(Stored data entries)
[start]
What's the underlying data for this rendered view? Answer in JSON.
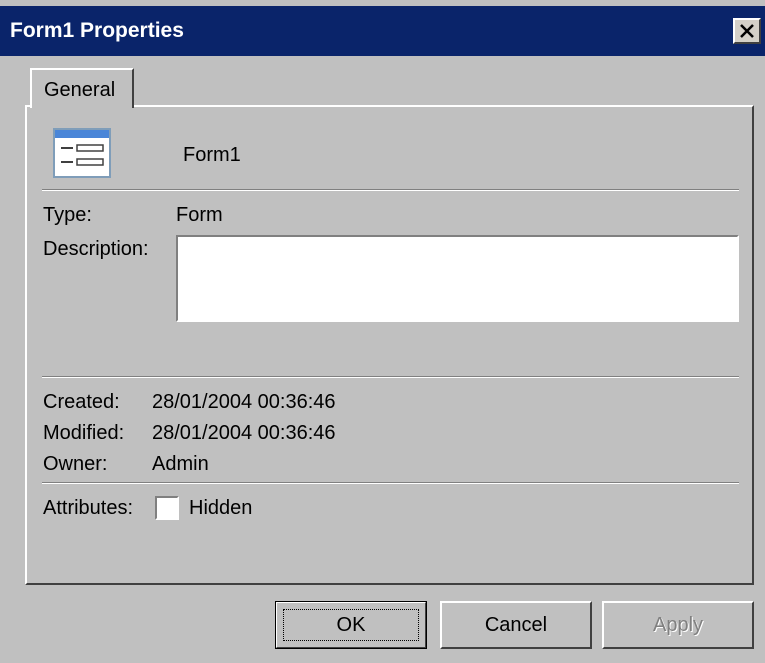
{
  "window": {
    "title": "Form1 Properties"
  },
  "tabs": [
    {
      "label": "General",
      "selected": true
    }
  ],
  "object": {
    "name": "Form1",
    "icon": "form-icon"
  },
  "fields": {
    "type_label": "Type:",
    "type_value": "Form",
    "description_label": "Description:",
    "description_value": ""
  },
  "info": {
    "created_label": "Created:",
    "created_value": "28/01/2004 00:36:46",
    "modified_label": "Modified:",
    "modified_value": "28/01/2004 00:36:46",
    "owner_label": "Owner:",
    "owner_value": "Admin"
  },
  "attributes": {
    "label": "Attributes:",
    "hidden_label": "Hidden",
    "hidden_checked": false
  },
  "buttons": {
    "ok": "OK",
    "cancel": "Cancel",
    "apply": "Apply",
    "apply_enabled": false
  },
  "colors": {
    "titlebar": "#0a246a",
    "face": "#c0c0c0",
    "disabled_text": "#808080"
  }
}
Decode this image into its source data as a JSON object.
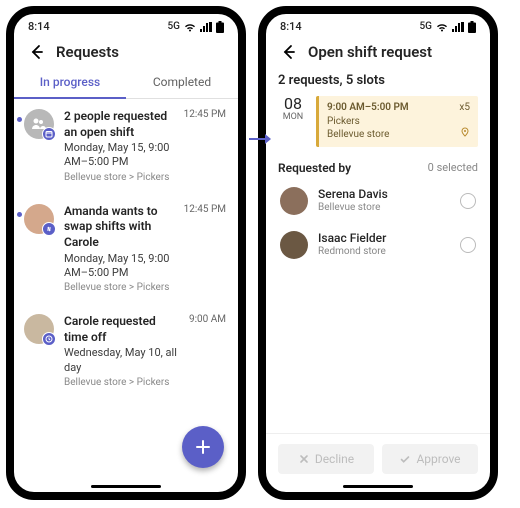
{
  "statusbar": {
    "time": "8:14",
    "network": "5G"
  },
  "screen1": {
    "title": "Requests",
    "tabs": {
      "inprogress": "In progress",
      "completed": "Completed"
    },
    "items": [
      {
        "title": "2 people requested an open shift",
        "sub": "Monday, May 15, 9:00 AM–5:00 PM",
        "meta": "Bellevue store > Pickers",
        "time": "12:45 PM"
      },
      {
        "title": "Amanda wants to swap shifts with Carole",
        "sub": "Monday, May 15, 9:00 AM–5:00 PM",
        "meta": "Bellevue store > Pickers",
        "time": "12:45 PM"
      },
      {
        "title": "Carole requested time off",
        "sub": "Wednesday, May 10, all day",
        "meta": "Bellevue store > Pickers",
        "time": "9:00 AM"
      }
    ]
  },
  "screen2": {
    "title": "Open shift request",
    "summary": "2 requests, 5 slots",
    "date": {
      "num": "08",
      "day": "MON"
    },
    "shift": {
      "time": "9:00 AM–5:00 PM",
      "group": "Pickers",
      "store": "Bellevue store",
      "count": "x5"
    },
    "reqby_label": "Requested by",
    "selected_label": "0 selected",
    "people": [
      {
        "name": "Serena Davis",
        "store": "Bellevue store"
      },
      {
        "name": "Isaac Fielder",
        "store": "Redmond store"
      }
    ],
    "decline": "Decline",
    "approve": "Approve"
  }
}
[end]
**WHAT TO PRODUCE**
Your reply is one number: how many lines of the records above contain the word "JSON".

**EXERCISE ANSWER**
2